Collection entries:

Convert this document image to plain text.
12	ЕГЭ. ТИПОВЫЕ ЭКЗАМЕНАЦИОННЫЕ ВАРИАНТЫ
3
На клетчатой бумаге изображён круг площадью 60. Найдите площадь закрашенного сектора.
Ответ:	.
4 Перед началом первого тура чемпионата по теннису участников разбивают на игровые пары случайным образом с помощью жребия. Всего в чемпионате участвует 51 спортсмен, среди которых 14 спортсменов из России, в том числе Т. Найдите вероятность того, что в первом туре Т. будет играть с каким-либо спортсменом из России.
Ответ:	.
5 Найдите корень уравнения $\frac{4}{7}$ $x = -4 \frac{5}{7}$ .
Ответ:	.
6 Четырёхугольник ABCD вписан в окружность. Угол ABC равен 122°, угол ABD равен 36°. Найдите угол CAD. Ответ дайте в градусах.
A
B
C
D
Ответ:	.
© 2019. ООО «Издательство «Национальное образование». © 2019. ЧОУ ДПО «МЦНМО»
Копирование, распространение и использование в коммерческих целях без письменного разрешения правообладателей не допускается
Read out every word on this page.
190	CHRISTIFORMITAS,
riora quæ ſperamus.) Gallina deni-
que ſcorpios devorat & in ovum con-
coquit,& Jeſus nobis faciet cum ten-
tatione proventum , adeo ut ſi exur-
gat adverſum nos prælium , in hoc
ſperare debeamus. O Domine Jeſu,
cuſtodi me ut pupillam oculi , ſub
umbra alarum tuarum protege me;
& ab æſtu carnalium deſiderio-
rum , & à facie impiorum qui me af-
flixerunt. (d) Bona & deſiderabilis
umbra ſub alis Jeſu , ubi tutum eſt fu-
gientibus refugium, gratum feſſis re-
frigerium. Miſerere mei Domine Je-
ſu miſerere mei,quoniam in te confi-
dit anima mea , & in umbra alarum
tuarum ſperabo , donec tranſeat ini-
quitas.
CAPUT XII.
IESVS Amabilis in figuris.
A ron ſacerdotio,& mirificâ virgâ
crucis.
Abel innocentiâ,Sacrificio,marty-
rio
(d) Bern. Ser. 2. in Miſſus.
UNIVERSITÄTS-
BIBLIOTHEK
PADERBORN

To do>
Go through the records and show every line with the string "this" in it.

Task answer>
Convert this document image to plain text.
Read out every word on this page.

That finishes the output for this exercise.